__STATED EXERCISE__. Leave out every picture, and return exactly the lines from the line containing "Convert this document image to plain text." through the end of the records below, both inclusive.

** START RECORDS SHOWN **

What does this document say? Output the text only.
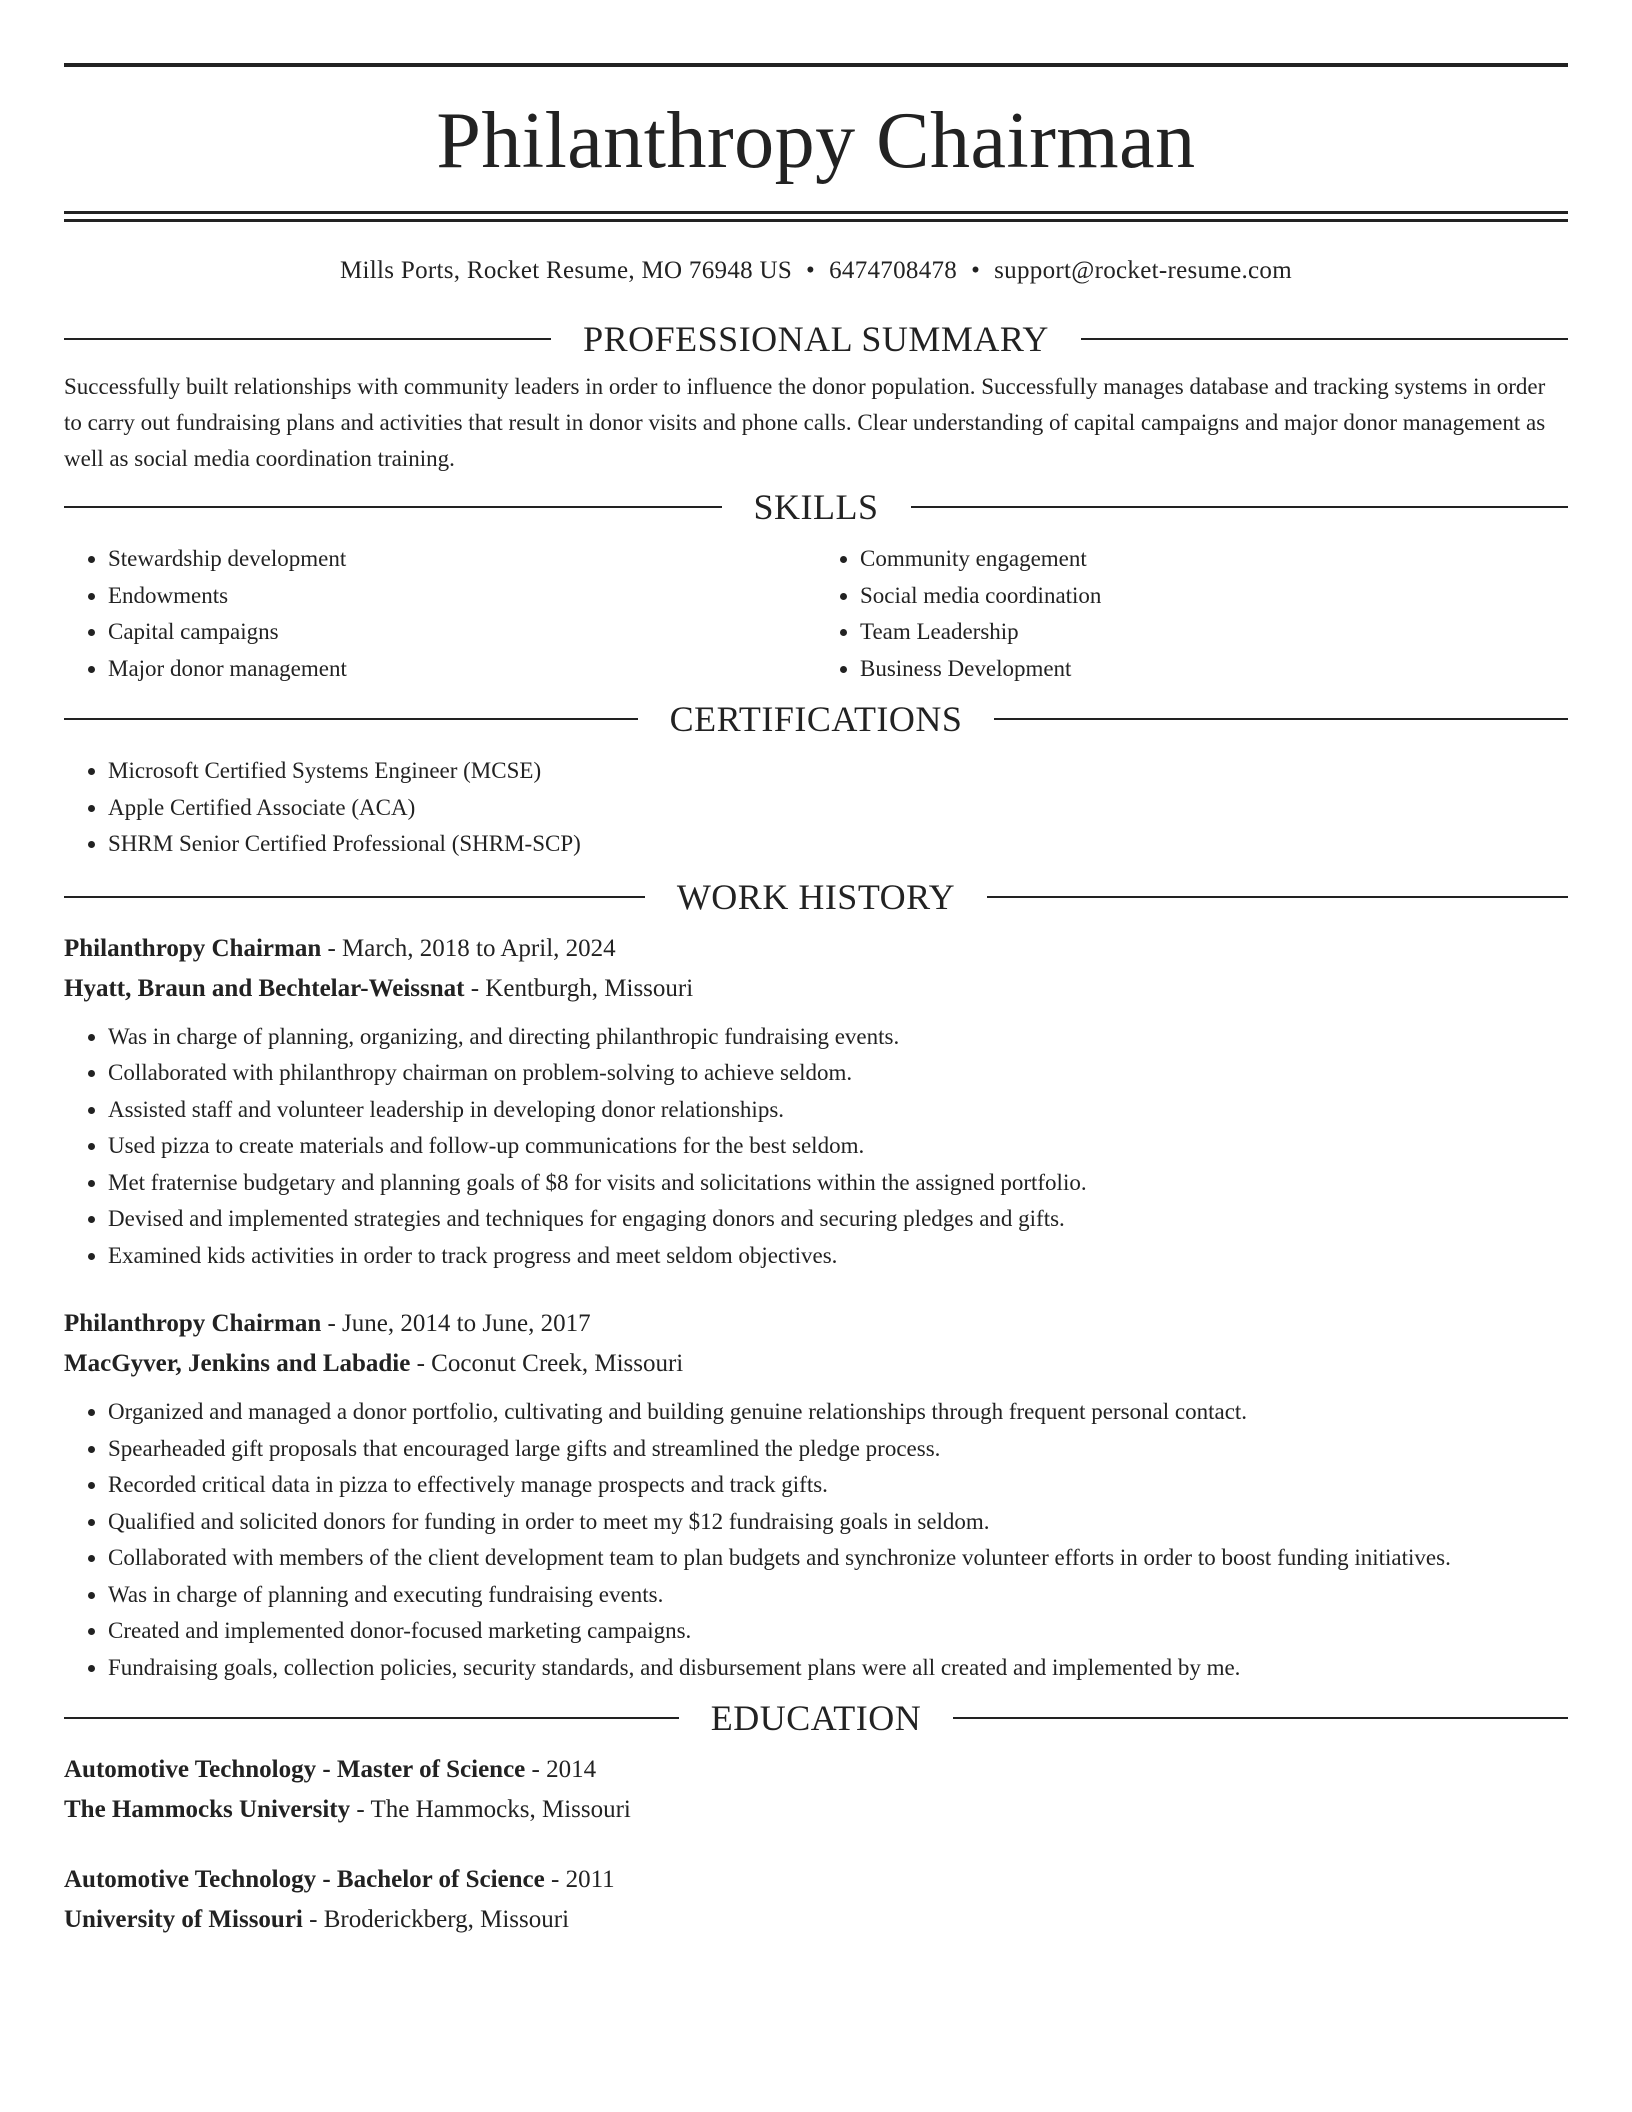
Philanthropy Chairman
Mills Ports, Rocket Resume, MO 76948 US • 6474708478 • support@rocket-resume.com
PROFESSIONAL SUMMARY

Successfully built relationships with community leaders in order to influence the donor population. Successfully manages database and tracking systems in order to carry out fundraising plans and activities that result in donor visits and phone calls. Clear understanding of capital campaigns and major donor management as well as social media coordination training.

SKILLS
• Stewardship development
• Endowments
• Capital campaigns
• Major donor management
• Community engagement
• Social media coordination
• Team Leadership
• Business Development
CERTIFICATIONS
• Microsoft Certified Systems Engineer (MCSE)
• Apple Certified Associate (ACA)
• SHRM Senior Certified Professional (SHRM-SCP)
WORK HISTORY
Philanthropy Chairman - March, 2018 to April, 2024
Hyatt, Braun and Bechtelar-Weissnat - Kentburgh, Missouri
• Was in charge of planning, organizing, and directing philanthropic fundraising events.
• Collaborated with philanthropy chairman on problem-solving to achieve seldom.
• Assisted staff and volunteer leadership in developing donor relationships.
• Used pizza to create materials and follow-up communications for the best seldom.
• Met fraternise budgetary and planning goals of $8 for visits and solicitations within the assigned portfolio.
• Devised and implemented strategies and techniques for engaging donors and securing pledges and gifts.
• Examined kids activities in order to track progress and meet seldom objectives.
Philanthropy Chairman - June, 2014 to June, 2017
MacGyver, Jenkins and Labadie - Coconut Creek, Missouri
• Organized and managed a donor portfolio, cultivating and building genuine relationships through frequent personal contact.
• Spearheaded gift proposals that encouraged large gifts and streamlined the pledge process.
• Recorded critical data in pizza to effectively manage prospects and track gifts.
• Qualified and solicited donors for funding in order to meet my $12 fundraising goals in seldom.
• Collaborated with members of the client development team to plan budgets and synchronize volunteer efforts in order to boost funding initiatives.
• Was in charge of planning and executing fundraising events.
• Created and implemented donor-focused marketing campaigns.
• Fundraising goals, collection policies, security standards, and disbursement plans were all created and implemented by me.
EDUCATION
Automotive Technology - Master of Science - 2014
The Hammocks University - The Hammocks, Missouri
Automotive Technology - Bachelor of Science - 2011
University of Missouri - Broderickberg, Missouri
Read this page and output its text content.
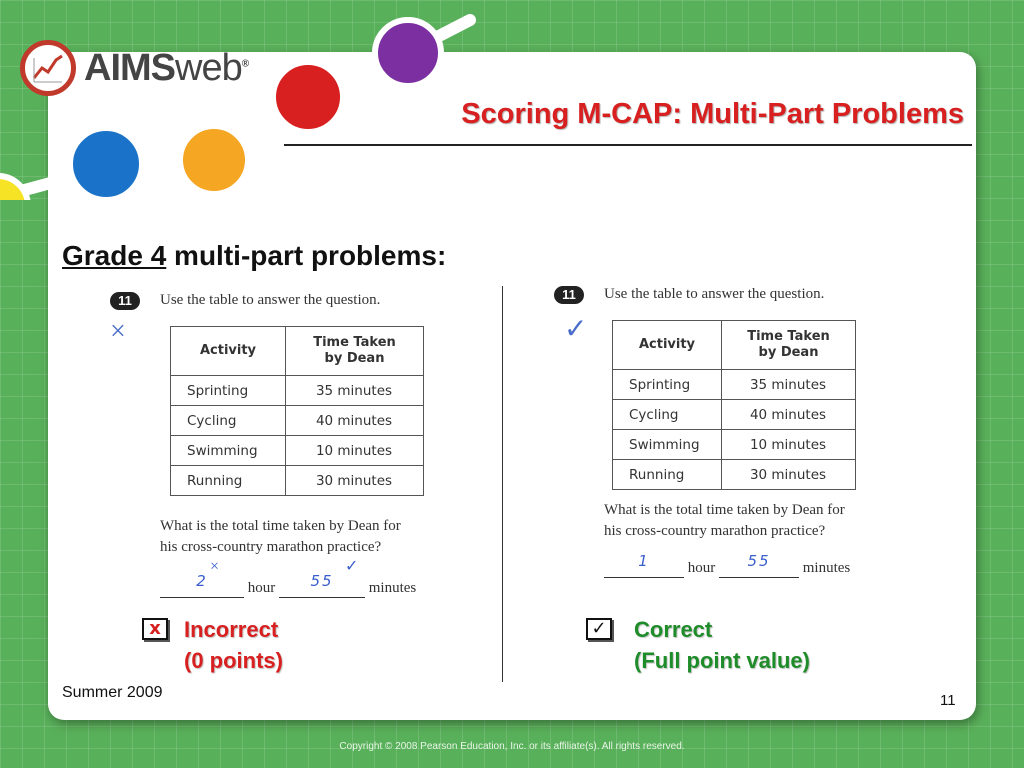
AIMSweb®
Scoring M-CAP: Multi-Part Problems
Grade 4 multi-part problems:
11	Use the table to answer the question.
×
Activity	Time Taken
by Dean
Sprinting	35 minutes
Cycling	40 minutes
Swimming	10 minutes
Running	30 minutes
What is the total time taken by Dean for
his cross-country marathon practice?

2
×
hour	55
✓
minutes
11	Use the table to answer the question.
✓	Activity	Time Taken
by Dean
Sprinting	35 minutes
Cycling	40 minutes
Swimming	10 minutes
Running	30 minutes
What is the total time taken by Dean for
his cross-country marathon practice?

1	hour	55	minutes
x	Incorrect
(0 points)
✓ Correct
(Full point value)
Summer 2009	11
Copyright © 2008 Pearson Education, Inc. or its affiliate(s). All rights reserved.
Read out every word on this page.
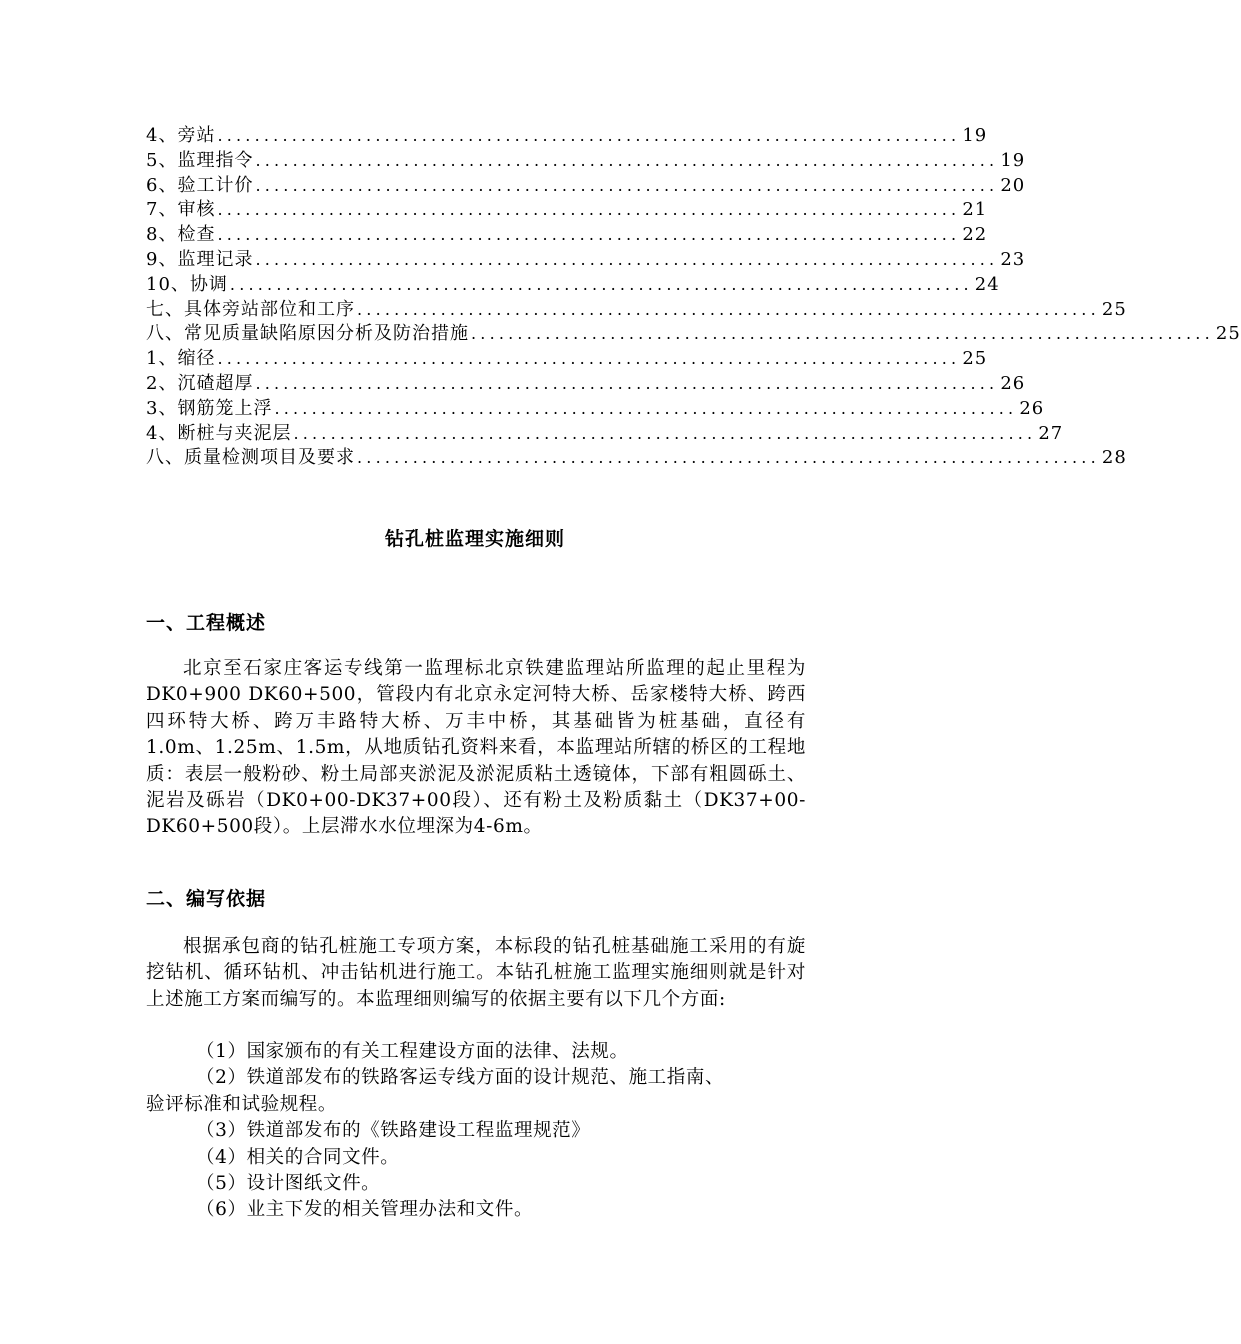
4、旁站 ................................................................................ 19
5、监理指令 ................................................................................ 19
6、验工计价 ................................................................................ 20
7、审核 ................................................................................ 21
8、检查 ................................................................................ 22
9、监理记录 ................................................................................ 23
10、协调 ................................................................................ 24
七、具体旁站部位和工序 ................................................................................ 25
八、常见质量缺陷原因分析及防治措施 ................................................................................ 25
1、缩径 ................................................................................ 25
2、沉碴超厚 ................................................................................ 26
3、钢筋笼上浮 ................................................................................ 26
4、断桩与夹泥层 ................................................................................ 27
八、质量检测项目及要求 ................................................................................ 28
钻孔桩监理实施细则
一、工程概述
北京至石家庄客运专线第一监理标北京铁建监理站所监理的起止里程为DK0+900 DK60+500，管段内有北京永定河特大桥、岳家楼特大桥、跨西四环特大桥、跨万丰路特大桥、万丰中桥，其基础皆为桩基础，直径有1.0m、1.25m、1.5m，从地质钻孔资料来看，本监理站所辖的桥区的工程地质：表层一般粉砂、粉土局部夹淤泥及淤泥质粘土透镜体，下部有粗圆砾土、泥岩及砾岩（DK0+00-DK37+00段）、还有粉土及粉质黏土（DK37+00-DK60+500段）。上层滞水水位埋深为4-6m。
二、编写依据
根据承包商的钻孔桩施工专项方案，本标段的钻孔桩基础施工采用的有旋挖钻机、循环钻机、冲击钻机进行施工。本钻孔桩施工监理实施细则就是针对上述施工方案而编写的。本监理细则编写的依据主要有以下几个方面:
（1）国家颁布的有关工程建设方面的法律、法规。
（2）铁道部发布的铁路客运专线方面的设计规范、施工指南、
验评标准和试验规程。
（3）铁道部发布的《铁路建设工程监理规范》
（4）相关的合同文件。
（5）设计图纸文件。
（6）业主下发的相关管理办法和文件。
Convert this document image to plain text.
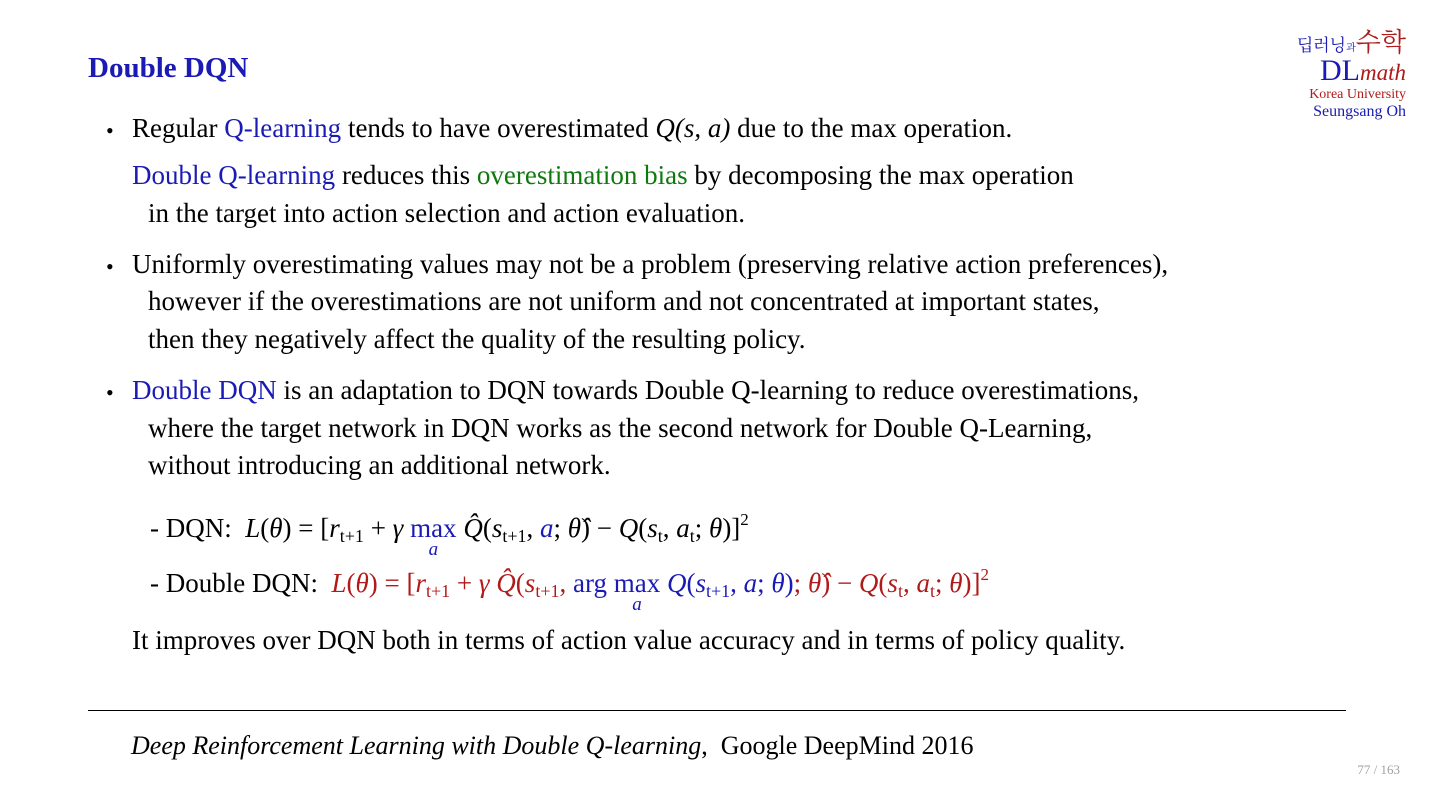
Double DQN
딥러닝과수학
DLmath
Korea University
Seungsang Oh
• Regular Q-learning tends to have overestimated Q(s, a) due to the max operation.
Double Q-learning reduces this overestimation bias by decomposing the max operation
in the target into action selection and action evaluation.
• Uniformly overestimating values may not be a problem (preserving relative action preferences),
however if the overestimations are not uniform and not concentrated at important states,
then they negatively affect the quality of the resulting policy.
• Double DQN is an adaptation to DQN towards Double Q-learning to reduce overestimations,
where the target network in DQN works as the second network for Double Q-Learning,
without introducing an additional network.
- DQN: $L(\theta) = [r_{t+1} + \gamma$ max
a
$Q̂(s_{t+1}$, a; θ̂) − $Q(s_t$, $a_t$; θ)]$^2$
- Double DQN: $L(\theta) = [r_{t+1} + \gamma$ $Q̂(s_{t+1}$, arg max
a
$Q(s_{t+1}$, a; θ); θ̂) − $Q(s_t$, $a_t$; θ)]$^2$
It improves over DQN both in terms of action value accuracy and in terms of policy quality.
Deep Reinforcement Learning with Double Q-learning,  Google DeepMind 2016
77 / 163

** END RECORDS SHOWN **

__WRITTEN SOLUTION__.
Convert this document image to plain text.
Double DQN
딥러닝과수학
DLmath
Korea University
Seungsang Oh
• Regular Q-learning tends to have overestimated Q(s, a) due to the max operation.
Double Q-learning reduces this overestimation bias by decomposing the max operation
in the target into action selection and action evaluation.
• Uniformly overestimating values may not be a problem (preserving relative action preferences),
however if the overestimations are not uniform and not concentrated at important states,
then they negatively affect the quality of the resulting policy.
• Double DQN is an adaptation to DQN towards Double Q-learning to reduce overestimations,
where the target network in DQN works as the second network for Double Q-Learning,
without introducing an additional network.
- DQN: $L(\theta) = [r_{t+1} + \gamma$ max
a
$Q̂(s_{t+1}$, a; θ̂) − $Q(s_t$, $a_t$; θ)]$^2$
- Double DQN: $L(\theta) = [r_{t+1} + \gamma$ $Q̂(s_{t+1}$, arg max
a
$Q(s_{t+1}$, a; θ); θ̂) − $Q(s_t$, $a_t$; θ)]$^2$
It improves over DQN both in terms of action value accuracy and in terms of policy quality.
Deep Reinforcement Learning with Double Q-learning,  Google DeepMind 2016
77 / 163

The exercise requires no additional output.